Challenge: Isolate every line in the records below with "makes" in it.

Given information:
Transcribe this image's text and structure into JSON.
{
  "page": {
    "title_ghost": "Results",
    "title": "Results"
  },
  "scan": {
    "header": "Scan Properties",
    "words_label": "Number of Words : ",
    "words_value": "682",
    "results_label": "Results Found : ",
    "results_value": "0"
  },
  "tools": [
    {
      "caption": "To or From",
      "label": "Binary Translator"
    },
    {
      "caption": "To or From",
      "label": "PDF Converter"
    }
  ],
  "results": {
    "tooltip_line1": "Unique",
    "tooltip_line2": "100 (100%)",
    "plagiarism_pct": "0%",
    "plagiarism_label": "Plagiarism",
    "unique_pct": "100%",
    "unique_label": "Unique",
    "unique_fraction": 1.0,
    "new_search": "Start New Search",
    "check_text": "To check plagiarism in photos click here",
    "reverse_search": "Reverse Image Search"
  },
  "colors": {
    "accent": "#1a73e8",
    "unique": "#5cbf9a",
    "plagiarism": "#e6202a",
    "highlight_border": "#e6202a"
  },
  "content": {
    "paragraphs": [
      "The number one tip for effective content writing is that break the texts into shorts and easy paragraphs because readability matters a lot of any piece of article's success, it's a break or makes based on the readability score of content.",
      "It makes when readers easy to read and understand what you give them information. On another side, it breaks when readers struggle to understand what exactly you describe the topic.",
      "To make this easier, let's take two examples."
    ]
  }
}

* * *

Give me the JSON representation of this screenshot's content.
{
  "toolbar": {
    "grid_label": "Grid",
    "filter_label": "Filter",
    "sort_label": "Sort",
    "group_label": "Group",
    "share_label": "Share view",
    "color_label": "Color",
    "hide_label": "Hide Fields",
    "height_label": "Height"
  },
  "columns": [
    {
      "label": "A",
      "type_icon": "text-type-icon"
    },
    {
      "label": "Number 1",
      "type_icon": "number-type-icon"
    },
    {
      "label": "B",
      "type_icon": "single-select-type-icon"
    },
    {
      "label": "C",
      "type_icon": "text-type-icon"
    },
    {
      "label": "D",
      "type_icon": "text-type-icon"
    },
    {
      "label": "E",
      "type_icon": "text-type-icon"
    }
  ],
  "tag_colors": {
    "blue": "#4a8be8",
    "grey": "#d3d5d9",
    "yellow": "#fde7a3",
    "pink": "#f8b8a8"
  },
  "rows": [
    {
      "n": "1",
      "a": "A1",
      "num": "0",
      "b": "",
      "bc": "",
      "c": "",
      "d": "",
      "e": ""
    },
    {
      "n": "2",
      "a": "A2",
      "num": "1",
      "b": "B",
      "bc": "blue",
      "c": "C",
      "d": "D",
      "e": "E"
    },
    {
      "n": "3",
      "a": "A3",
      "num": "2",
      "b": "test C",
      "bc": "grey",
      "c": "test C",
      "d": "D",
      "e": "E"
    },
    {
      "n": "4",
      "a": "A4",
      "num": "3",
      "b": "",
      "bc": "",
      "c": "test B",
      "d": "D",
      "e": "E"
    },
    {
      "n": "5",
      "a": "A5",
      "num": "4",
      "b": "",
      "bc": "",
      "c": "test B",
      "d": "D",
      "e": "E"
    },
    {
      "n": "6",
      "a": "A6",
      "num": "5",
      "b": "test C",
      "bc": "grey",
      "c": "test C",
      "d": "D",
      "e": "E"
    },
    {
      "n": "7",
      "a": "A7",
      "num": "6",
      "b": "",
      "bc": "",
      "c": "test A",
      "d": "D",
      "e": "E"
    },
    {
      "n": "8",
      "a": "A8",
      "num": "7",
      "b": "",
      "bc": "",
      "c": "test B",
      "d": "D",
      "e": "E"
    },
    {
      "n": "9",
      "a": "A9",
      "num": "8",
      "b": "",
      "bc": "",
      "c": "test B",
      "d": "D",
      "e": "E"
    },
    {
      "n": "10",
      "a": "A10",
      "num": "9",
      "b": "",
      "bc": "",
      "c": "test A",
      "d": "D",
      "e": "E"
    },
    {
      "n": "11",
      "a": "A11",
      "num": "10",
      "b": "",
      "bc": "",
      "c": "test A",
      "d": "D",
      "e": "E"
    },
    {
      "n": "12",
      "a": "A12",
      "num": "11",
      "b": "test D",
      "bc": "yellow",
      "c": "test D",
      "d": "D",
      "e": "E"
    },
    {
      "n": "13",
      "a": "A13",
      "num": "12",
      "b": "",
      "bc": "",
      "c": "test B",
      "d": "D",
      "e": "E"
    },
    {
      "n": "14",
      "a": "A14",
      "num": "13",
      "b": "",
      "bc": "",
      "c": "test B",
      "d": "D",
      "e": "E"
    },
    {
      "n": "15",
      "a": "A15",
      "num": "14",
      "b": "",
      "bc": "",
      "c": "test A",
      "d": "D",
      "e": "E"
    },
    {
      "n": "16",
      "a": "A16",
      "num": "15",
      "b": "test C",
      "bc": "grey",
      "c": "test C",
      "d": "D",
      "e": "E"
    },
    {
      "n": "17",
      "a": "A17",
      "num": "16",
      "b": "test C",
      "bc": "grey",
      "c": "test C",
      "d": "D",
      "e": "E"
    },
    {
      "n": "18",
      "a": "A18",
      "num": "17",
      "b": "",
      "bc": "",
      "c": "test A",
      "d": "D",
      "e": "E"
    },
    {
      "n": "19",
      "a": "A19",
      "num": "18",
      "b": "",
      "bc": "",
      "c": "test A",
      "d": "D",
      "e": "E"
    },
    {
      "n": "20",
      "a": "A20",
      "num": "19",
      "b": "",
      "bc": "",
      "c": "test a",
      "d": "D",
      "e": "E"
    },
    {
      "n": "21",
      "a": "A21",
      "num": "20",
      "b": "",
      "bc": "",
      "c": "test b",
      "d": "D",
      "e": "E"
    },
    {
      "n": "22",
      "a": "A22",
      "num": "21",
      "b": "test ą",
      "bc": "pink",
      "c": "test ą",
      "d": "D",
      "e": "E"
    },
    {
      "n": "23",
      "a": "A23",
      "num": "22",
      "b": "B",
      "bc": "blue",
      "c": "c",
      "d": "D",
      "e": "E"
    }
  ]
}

==

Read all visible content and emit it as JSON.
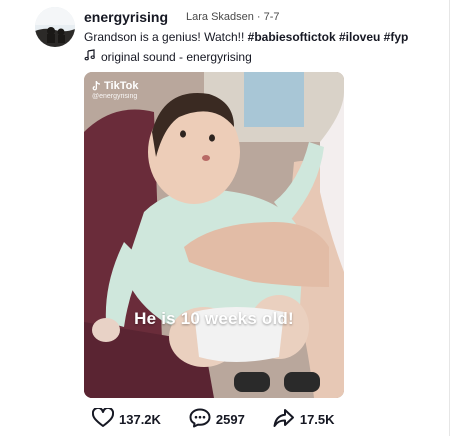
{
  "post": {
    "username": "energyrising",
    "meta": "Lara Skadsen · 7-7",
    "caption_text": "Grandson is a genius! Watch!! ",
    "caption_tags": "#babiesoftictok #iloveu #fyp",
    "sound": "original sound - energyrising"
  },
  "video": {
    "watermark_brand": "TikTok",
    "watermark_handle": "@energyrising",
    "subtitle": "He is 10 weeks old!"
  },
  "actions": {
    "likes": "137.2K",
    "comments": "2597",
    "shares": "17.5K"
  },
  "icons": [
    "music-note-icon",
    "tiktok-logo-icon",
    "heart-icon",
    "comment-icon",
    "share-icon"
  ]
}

Answer in full:
      "The number one tip for effective content writing is that break the texts into shorts and easy paragraphs because readability matters a lot of any piece of article's success, it's a break or makes based on the readability score of content.",
      "It makes when readers easy to read and understand what you give them information. On another side, it breaks when readers struggle to understand what exactly you describe the topic.",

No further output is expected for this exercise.